─── Material for this task ───
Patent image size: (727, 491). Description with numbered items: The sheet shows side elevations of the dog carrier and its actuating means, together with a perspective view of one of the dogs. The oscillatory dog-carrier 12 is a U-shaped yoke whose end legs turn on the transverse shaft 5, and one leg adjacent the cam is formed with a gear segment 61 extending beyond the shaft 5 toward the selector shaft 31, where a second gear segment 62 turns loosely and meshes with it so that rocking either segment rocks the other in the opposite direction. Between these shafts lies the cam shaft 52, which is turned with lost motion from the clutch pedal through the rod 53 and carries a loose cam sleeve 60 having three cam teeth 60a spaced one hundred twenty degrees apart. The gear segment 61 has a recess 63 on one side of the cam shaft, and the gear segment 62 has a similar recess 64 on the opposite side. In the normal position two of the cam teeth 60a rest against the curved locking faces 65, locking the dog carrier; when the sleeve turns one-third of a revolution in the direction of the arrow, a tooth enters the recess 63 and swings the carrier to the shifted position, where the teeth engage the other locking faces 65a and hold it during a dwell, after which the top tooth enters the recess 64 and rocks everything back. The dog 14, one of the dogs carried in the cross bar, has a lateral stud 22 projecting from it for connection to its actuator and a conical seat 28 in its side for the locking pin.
───
─── Material for this task ───
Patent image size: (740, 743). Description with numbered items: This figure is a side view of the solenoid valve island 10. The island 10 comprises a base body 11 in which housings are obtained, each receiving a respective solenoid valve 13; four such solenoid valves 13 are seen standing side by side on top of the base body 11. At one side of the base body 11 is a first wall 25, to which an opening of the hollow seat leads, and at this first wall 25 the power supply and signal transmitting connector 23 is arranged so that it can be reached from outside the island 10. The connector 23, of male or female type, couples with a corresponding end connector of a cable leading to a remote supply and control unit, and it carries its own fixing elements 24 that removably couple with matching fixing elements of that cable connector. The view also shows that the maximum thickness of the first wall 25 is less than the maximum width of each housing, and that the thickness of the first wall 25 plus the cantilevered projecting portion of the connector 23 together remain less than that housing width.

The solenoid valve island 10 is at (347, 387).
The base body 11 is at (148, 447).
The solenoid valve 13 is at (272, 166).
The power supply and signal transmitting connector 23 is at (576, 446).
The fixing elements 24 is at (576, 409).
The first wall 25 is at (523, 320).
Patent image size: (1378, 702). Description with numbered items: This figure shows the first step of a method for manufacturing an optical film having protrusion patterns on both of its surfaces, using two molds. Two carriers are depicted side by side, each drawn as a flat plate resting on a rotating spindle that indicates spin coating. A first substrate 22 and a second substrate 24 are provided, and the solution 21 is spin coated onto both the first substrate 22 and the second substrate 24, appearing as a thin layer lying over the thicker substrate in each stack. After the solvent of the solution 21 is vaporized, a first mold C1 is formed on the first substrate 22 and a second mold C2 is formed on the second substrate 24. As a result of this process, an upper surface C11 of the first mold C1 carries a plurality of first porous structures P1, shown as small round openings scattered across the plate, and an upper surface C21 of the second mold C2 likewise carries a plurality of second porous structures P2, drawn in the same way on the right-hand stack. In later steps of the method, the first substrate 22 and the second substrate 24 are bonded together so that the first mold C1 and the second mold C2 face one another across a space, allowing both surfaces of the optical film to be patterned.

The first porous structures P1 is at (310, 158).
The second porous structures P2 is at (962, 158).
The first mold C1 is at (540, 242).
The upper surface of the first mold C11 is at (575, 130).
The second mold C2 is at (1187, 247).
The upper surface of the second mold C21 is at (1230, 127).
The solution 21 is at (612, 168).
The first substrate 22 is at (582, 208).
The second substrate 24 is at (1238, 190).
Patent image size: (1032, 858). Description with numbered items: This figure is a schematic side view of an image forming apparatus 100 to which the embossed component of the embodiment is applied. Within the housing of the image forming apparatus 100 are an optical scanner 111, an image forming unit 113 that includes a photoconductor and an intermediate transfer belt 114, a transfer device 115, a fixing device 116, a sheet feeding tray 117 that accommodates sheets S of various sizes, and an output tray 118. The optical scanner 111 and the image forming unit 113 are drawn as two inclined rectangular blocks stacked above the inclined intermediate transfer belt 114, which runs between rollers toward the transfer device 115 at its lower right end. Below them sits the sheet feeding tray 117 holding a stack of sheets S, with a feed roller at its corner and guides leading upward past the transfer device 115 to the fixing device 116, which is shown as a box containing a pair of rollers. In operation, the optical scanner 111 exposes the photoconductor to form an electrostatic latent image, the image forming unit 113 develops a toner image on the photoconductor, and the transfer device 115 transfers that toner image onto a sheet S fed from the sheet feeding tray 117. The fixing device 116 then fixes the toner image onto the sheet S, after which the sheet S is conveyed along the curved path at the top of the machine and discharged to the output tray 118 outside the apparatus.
───
_What is asked_.
Rewrite the data between the lines holding "Patent image size: (1378, 702)." and "The second substrate 24 is at (1238, 190).", inclusive, changing "optical film" to "optical sheet" and keeping everything else the same. Give only those lines.

_Response to the task_.
Patent image size: (1378, 702). Description with numbered items: This figure shows the first step of a method for manufacturing an optical sheet having protrusion patterns on both of its surfaces, using two molds. Two carriers are depicted side by side, each drawn as a flat plate resting on a rotating spindle that indicates spin coating. A first substrate 22 and a second substrate 24 are provided, and the solution 21 is spin coated onto both the first substrate 22 and the second substrate 24, appearing as a thin layer lying over the thicker substrate in each stack. After the solvent of the solution 21 is vaporized, a first mold C1 is formed on the first substrate 22 and a second mold C2 is formed on the second substrate 24. As a result of this process, an upper surface C11 of the first mold C1 carries a plurality of first porous structures P1, shown as small round openings scattered across the plate, and an upper surface C21 of the second mold C2 likewise carries a plurality of second porous structures P2, drawn in the same way on the right-hand stack. In later steps of the method, the first substrate 22 and the second substrate 24 are bonded together so that the first mold C1 and the second mold C2 face one another across a space, allowing both surfaces of the optical sheet to be patterned.

The first porous structures P1 is at (310, 158).
The second porous structures P2 is at (962, 158).
The first mold C1 is at (540, 242).
The upper surface of the first mold C11 is at (575, 130).
The second mold C2 is at (1187, 247).
The upper surface of the second mold C21 is at (1230, 127).
The solution 21 is at (612, 168).
The first substrate 22 is at (582, 208).
The second substrate 24 is at (1238, 190).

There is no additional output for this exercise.